:: DATA SHOWN
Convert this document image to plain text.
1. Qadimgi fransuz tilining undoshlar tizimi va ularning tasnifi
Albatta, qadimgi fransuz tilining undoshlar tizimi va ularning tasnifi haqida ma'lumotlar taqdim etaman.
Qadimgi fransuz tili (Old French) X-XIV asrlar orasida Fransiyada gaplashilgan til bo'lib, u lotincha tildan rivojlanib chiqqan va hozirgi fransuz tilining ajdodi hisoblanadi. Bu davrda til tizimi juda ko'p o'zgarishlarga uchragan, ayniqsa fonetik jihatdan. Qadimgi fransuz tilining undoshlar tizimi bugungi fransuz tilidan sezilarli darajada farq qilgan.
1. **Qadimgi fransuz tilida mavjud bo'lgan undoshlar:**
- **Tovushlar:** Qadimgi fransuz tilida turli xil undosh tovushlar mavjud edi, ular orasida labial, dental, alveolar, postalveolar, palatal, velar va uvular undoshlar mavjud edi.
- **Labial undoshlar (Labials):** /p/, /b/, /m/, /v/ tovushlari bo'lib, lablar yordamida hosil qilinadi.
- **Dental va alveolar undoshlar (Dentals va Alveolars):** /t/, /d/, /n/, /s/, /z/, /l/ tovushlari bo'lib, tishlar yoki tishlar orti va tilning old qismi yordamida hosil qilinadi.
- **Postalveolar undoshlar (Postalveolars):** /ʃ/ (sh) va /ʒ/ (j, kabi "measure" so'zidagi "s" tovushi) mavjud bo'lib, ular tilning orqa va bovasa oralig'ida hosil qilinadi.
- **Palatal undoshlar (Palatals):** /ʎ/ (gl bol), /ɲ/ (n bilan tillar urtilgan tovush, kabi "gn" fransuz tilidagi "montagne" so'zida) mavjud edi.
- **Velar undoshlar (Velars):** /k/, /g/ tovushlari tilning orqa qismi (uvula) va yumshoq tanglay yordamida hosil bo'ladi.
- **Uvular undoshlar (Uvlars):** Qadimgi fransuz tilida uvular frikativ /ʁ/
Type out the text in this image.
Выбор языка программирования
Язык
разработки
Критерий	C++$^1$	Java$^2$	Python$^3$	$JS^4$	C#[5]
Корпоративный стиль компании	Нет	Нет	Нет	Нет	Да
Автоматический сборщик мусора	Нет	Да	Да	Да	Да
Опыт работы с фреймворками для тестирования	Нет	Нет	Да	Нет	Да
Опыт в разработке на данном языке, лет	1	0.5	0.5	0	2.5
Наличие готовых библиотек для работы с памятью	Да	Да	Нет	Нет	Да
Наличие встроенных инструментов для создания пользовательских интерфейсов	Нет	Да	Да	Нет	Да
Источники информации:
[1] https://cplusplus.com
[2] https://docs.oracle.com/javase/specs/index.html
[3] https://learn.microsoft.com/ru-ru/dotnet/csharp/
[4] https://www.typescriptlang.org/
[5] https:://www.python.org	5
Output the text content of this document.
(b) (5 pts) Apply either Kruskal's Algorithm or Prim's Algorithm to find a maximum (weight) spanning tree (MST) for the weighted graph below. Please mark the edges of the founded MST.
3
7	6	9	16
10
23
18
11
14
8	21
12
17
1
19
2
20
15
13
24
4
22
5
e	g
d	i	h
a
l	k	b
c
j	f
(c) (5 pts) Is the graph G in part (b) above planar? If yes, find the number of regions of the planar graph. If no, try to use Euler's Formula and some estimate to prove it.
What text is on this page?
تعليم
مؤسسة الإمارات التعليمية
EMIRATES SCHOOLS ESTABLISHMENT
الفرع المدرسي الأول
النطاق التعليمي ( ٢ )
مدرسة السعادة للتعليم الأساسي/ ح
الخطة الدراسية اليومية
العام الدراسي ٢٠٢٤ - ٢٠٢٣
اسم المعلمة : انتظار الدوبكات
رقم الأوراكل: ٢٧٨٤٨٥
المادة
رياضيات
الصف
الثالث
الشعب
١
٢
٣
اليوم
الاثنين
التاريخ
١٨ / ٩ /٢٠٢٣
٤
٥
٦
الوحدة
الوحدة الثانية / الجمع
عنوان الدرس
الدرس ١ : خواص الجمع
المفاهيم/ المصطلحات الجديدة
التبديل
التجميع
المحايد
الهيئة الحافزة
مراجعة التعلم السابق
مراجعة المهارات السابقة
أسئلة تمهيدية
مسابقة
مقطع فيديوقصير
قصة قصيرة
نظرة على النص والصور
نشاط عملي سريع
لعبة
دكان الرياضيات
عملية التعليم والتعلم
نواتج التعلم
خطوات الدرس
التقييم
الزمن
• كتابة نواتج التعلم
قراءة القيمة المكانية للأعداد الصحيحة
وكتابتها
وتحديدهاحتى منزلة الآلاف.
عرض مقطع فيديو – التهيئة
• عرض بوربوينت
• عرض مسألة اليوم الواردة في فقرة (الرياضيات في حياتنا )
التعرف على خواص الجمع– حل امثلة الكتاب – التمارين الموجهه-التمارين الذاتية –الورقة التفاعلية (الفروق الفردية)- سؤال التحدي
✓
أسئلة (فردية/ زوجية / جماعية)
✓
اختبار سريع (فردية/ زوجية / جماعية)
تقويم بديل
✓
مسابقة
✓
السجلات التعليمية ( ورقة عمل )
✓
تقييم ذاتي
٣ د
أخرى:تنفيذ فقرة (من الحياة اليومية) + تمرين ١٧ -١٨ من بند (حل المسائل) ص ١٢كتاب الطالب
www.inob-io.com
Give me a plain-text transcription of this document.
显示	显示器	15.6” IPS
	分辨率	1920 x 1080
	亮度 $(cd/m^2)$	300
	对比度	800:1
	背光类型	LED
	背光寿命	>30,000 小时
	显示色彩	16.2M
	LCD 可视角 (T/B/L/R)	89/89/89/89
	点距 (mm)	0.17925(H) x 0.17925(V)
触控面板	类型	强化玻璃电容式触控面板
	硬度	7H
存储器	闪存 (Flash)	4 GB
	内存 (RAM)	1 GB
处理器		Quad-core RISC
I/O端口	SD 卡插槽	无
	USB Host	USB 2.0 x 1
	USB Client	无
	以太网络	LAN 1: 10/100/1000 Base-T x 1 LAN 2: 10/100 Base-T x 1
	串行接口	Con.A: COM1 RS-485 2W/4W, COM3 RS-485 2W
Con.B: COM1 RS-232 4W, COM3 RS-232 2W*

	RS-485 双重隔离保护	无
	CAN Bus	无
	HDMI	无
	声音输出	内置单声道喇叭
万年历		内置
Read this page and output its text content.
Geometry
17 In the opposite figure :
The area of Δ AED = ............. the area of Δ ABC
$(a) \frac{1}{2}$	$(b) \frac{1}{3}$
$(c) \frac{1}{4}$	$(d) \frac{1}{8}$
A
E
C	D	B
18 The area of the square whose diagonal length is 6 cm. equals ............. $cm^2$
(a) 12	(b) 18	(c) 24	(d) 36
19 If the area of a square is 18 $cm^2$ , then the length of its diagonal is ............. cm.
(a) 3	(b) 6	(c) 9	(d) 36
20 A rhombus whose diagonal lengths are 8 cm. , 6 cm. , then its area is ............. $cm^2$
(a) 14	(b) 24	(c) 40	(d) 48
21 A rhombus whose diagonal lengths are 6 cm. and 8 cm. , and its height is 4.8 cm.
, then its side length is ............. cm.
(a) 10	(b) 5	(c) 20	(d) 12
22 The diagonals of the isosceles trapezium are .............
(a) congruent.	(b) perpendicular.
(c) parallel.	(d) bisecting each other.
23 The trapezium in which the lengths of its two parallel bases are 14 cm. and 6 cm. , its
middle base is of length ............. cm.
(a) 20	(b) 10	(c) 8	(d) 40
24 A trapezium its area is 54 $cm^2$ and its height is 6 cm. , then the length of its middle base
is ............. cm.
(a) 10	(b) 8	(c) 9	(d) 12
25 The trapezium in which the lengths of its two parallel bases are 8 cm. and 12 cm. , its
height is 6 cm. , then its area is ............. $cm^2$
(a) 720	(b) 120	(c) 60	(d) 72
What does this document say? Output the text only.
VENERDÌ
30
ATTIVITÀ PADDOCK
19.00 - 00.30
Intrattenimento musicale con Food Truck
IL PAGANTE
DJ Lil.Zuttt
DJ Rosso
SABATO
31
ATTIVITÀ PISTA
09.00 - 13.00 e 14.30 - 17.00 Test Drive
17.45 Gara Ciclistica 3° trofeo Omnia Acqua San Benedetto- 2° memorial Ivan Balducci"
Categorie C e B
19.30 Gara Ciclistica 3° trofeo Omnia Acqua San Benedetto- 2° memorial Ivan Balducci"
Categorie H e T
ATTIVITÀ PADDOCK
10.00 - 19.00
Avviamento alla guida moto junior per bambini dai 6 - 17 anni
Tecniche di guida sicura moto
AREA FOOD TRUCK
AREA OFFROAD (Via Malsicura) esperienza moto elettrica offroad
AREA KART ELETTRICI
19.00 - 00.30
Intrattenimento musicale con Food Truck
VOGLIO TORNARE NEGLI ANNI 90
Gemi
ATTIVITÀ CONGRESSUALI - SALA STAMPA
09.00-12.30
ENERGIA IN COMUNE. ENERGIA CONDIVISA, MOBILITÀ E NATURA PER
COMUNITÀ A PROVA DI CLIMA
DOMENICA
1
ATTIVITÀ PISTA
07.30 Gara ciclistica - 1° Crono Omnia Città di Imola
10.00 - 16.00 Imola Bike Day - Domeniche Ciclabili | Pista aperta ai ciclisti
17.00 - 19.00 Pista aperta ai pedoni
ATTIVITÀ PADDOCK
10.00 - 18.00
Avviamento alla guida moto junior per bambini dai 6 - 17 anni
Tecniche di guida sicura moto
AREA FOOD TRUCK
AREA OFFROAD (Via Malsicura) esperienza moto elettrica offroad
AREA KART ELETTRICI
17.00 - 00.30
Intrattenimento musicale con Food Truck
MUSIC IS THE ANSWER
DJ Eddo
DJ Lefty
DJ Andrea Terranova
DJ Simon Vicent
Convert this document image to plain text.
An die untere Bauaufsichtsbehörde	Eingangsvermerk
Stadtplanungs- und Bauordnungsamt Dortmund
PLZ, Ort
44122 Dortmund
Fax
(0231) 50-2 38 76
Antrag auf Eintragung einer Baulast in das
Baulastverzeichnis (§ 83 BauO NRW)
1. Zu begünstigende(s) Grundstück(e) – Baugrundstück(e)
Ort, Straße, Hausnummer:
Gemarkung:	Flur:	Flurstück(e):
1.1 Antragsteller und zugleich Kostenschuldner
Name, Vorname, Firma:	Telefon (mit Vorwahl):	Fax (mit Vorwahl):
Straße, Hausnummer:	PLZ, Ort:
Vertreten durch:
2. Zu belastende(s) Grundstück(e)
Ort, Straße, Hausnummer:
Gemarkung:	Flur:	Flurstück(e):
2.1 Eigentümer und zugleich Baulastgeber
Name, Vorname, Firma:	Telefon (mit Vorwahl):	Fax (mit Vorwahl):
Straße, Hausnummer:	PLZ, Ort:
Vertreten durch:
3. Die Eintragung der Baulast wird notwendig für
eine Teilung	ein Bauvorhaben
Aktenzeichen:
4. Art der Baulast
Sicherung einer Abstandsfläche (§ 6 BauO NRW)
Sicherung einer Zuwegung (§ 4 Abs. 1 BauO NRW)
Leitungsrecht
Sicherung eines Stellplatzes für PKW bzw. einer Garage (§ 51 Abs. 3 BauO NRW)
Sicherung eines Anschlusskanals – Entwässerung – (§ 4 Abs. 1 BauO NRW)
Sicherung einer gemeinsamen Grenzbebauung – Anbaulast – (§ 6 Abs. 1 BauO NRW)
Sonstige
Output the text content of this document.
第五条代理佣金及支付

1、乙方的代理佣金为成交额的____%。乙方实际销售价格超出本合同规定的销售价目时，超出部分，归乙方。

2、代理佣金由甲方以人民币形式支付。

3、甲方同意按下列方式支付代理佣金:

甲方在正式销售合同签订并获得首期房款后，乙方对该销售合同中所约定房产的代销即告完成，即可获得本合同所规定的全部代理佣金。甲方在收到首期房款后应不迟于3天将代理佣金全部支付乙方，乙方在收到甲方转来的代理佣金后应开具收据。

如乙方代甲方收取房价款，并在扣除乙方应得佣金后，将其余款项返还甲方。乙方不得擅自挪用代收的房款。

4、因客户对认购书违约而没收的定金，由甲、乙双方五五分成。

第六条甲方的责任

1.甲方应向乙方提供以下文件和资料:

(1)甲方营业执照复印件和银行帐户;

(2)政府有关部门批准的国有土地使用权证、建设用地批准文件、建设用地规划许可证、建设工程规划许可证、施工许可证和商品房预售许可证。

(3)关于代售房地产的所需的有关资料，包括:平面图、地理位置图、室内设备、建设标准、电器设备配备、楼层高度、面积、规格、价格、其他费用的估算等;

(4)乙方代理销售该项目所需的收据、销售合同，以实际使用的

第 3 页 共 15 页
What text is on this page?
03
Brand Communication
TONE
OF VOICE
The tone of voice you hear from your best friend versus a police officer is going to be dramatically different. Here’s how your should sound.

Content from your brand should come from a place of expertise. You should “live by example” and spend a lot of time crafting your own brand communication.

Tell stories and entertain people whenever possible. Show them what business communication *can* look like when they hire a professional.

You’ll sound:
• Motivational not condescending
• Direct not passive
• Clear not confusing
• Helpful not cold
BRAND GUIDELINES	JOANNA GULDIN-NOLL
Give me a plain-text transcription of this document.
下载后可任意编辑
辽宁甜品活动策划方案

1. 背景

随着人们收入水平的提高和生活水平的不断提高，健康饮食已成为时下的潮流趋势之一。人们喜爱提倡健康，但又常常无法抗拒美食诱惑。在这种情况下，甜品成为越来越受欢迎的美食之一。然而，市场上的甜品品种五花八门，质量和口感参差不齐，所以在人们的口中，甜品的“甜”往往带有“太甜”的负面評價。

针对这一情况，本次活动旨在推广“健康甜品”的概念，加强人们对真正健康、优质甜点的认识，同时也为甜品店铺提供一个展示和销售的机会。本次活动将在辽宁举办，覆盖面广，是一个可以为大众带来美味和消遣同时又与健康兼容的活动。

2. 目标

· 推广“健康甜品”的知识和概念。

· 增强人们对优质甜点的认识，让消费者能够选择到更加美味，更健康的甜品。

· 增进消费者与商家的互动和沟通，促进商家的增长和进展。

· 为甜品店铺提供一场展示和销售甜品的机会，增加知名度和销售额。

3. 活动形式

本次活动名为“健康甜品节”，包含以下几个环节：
::::
## EXERCISE AIM
Which lines contain "فقرة"? Copy each of them out.

## ANSWER BELOW
• عرض مسألة اليوم الواردة في فقرة (الرياضيات في حياتنا )
أخرى:تنفيذ فقرة (من الحياة اليومية) + تمرين ١٧ -١٨ من بند (حل المسائل) ص ١٢كتاب الطالب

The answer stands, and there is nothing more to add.